** EXERCISE DIRECTIONS **
Your task is to write out the complete listing exactly as it is shown.

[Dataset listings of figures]
((
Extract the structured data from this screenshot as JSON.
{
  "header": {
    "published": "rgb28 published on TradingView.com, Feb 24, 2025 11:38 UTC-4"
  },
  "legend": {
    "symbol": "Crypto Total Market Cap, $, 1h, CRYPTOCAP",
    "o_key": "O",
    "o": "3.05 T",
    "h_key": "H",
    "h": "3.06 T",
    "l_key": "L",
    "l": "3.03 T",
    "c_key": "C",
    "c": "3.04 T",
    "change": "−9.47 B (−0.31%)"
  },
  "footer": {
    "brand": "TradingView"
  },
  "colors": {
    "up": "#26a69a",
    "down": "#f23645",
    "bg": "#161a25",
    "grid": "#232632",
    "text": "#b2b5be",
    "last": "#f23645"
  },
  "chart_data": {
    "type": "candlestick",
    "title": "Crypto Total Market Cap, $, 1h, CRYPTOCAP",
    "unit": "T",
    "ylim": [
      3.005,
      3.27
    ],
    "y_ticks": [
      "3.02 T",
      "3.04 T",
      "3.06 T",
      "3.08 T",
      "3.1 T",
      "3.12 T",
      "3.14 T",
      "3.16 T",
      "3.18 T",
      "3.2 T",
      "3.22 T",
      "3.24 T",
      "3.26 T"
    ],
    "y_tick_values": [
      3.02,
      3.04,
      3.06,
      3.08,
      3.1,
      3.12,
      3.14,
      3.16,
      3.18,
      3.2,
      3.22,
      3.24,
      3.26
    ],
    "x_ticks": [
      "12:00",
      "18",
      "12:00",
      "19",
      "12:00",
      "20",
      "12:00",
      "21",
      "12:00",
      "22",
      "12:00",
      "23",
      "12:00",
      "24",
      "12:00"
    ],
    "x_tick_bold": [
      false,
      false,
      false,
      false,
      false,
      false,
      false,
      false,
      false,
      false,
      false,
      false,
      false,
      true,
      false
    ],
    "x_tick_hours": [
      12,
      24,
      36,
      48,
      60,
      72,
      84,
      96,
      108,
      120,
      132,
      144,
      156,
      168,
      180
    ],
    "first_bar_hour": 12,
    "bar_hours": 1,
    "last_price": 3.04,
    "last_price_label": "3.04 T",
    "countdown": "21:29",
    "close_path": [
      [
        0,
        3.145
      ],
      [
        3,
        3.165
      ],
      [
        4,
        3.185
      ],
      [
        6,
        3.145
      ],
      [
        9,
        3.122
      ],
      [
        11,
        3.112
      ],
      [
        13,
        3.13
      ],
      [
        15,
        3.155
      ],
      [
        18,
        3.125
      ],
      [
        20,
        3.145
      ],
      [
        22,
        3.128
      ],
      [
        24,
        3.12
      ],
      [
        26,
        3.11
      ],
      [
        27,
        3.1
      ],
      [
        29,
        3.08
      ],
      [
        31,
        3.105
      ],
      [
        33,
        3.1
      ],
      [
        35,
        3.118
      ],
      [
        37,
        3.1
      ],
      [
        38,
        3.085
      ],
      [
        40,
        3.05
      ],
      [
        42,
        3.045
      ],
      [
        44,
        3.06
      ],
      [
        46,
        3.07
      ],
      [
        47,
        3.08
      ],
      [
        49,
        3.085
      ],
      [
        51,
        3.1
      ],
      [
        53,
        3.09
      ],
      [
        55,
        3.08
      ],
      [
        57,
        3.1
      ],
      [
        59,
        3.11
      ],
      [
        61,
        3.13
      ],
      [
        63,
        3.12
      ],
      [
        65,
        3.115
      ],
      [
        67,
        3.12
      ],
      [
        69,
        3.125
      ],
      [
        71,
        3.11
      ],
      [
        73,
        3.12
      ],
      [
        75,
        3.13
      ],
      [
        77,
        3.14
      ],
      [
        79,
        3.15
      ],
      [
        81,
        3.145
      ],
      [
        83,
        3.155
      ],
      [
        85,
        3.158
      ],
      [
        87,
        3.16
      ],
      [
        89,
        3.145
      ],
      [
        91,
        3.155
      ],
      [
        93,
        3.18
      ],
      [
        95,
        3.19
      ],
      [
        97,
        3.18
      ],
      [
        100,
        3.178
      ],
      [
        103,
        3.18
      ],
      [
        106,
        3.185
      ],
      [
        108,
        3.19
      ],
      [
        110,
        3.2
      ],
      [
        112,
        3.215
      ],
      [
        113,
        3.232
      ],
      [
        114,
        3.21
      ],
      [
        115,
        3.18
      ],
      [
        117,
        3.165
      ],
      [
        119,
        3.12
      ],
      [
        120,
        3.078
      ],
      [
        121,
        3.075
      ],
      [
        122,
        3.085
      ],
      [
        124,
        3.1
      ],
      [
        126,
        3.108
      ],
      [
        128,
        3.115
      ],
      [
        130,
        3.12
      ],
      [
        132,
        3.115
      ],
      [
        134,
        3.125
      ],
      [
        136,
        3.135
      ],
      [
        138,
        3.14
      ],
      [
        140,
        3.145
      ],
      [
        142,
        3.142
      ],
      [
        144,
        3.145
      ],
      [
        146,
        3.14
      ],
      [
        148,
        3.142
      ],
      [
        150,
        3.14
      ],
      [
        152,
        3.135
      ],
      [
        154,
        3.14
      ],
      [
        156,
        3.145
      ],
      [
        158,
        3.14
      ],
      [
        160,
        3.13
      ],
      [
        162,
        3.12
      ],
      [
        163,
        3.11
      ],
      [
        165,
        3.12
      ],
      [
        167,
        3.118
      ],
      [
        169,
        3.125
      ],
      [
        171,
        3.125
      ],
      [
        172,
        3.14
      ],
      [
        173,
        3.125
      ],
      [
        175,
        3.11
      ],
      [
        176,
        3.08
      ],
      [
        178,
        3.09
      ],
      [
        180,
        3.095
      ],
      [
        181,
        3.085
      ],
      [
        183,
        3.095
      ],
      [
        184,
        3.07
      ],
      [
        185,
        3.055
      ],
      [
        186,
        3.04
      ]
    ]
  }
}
))
** RESPONSE TO THIS EXERCISE **
Extract the structured data from this screenshot as JSON.
{
  "header": {
    "published": "rgb28 published on TradingView.com, Feb 24, 2025 11:38 UTC-4"
  },
  "legend": {
    "symbol": "Crypto Total Market Cap, $, 1h, CRYPTOCAP",
    "o_key": "O",
    "o": "3.05 T",
    "h_key": "H",
    "h": "3.06 T",
    "l_key": "L",
    "l": "3.03 T",
    "c_key": "C",
    "c": "3.04 T",
    "change": "−9.47 B (−0.31%)"
  },
  "footer": {
    "brand": "TradingView"
  },
  "colors": {
    "up": "#26a69a",
    "down": "#f23645",
    "bg": "#161a25",
    "grid": "#232632",
    "text": "#b2b5be",
    "last": "#f23645"
  },
  "chart_data": {
    "type": "candlestick",
    "title": "Crypto Total Market Cap, $, 1h, CRYPTOCAP",
    "unit": "T",
    "ylim": [
      3.005,
      3.27
    ],
    "y_ticks": [
      "3.02 T",
      "3.04 T",
      "3.06 T",
      "3.08 T",
      "3.1 T",
      "3.12 T",
      "3.14 T",
      "3.16 T",
      "3.18 T",
      "3.2 T",
      "3.22 T",
      "3.24 T",
      "3.26 T"
    ],
    "y_tick_values": [
      3.02,
      3.04,
      3.06,
      3.08,
      3.1,
      3.12,
      3.14,
      3.16,
      3.18,
      3.2,
      3.22,
      3.24,
      3.26
    ],
    "x_ticks": [
      "12:00",
      "18",
      "12:00",
      "19",
      "12:00",
      "20",
      "12:00",
      "21",
      "12:00",
      "22",
      "12:00",
      "23",
      "12:00",
      "24",
      "12:00"
    ],
    "x_tick_bold": [
      false,
      false,
      false,
      false,
      false,
      false,
      false,
      false,
      false,
      false,
      false,
      false,
      false,
      true,
      false
    ],
    "x_tick_hours": [
      12,
      24,
      36,
      48,
      60,
      72,
      84,
      96,
      108,
      120,
      132,
      144,
      156,
      168,
      180
    ],
    "first_bar_hour": 12,
    "bar_hours": 1,
    "last_price": 3.04,
    "last_price_label": "3.04 T",
    "countdown": "21:29",
    "close_path": [
      [
        0,
        3.145
      ],
      [
        3,
        3.165
      ],
      [
        4,
        3.185
      ],
      [
        6,
        3.145
      ],
      [
        9,
        3.122
      ],
      [
        11,
        3.112
      ],
      [
        13,
        3.13
      ],
      [
        15,
        3.155
      ],
      [
        18,
        3.125
      ],
      [
        20,
        3.145
      ],
      [
        22,
        3.128
      ],
      [
        24,
        3.12
      ],
      [
        26,
        3.11
      ],
      [
        27,
        3.1
      ],
      [
        29,
        3.08
      ],
      [
        31,
        3.105
      ],
      [
        33,
        3.1
      ],
      [
        35,
        3.118
      ],
      [
        37,
        3.1
      ],
      [
        38,
        3.085
      ],
      [
        40,
        3.05
      ],
      [
        42,
        3.045
      ],
      [
        44,
        3.06
      ],
      [
        46,
        3.07
      ],
      [
        47,
        3.08
      ],
      [
        49,
        3.085
      ],
      [
        51,
        3.1
      ],
      [
        53,
        3.09
      ],
      [
        55,
        3.08
      ],
      [
        57,
        3.1
      ],
      [
        59,
        3.11
      ],
      [
        61,
        3.13
      ],
      [
        63,
        3.12
      ],
      [
        65,
        3.115
      ],
      [
        67,
        3.12
      ],
      [
        69,
        3.125
      ],
      [
        71,
        3.11
      ],
      [
        73,
        3.12
      ],
      [
        75,
        3.13
      ],
      [
        77,
        3.14
      ],
      [
        79,
        3.15
      ],
      [
        81,
        3.145
      ],
      [
        83,
        3.155
      ],
      [
        85,
        3.158
      ],
      [
        87,
        3.16
      ],
      [
        89,
        3.145
      ],
      [
        91,
        3.155
      ],
      [
        93,
        3.18
      ],
      [
        95,
        3.19
      ],
      [
        97,
        3.18
      ],
      [
        100,
        3.178
      ],
      [
        103,
        3.18
      ],
      [
        106,
        3.185
      ],
      [
        108,
        3.19
      ],
      [
        110,
        3.2
      ],
      [
        112,
        3.215
      ],
      [
        113,
        3.232
      ],
      [
        114,
        3.21
      ],
      [
        115,
        3.18
      ],
      [
        117,
        3.165
      ],
      [
        119,
        3.12
      ],
      [
        120,
        3.078
      ],
      [
        121,
        3.075
      ],
      [
        122,
        3.085
      ],
      [
        124,
        3.1
      ],
      [
        126,
        3.108
      ],
      [
        128,
        3.115
      ],
      [
        130,
        3.12
      ],
      [
        132,
        3.115
      ],
      [
        134,
        3.125
      ],
      [
        136,
        3.135
      ],
      [
        138,
        3.14
      ],
      [
        140,
        3.145
      ],
      [
        142,
        3.142
      ],
      [
        144,
        3.145
      ],
      [
        146,
        3.14
      ],
      [
        148,
        3.142
      ],
      [
        150,
        3.14
      ],
      [
        152,
        3.135
      ],
      [
        154,
        3.14
      ],
      [
        156,
        3.145
      ],
      [
        158,
        3.14
      ],
      [
        160,
        3.13
      ],
      [
        162,
        3.12
      ],
      [
        163,
        3.11
      ],
      [
        165,
        3.12
      ],
      [
        167,
        3.118
      ],
      [
        169,
        3.125
      ],
      [
        171,
        3.125
      ],
      [
        172,
        3.14
      ],
      [
        173,
        3.125
      ],
      [
        175,
        3.11
      ],
      [
        176,
        3.08
      ],
      [
        178,
        3.09
      ],
      [
        180,
        3.095
      ],
      [
        181,
        3.085
      ],
      [
        183,
        3.095
      ],
      [
        184,
        3.07
      ],
      [
        185,
        3.055
      ],
      [
        186,
        3.04
      ]
    ]
  }
}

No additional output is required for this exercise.